-- Data --
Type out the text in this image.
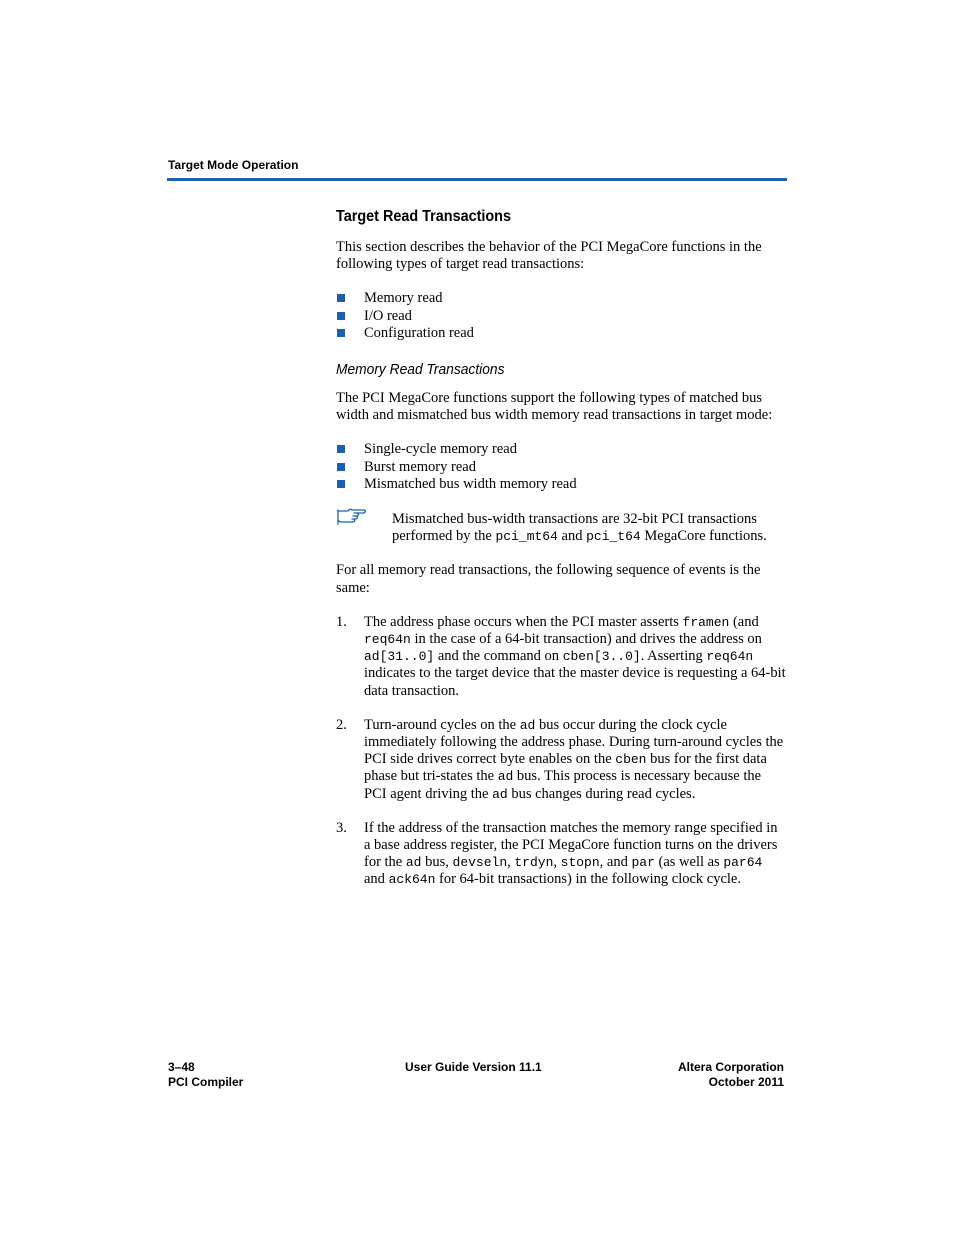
Target Mode Operation
Target Read Transactions

This section describes the behavior of the PCI MegaCore functions in the following types of target read transactions:

Memory read
I/O read
Configuration read
Memory Read Transactions

The PCI MegaCore functions support the following types of matched bus width and mismatched bus width memory read transactions in target mode:

Single-cycle memory read
Burst memory read
Mismatched bus width memory read
Mismatched bus-width transactions are 32-bit PCI transactions performed by the pci_mt64 and pci_t64 MegaCore functions.

For all memory read transactions, the following sequence of events is the same:

1. The address phase occurs when the PCI master asserts framen (and req64n in the case of a 64-bit transaction) and drives the address on ad[31..0] and the command on cben[3..0]. Asserting req64n indicates to the target device that the master device is requesting a 64-bit data transaction.
2. Turn-around cycles on the ad bus occur during the clock cycle immediately following the address phase. During turn-around cycles the PCI side drives correct byte enables on the cben bus for the first data phase but tri-states the ad bus. This process is necessary because the PCI agent driving the ad bus changes during read cycles.
3. If the address of the transaction matches the memory range specified in a base address register, the PCI MegaCore function turns on the drivers for the ad bus, devseln, trdyn, stopn, and par (as well as par64 and ack64n for 64-bit transactions) in the following clock cycle.
3–48
PCI Compiler
User Guide Version 11.1	Altera Corporation
October 2011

-- What this task involves --
Repeat the data above exactly, but not the pictures.

-- Solution --
Type out the text in this image.
Target Mode Operation
Target Read Transactions

This section describes the behavior of the PCI MegaCore functions in the following types of target read transactions:

Memory read
I/O read
Configuration read
Memory Read Transactions

The PCI MegaCore functions support the following types of matched bus width and mismatched bus width memory read transactions in target mode:

Single-cycle memory read
Burst memory read
Mismatched bus width memory read
Mismatched bus-width transactions are 32-bit PCI transactions performed by the pci_mt64 and pci_t64 MegaCore functions.

For all memory read transactions, the following sequence of events is the same:

1. The address phase occurs when the PCI master asserts framen (and req64n in the case of a 64-bit transaction) and drives the address on ad[31..0] and the command on cben[3..0]. Asserting req64n indicates to the target device that the master device is requesting a 64-bit data transaction.
2. Turn-around cycles on the ad bus occur during the clock cycle immediately following the address phase. During turn-around cycles the PCI side drives correct byte enables on the cben bus for the first data phase but tri-states the ad bus. This process is necessary because the PCI agent driving the ad bus changes during read cycles.
3. If the address of the transaction matches the memory range specified in a base address register, the PCI MegaCore function turns on the drivers for the ad bus, devseln, trdyn, stopn, and par (as well as par64 and ack64n for 64-bit transactions) in the following clock cycle.
3–48
PCI Compiler
User Guide Version 11.1	Altera Corporation
October 2011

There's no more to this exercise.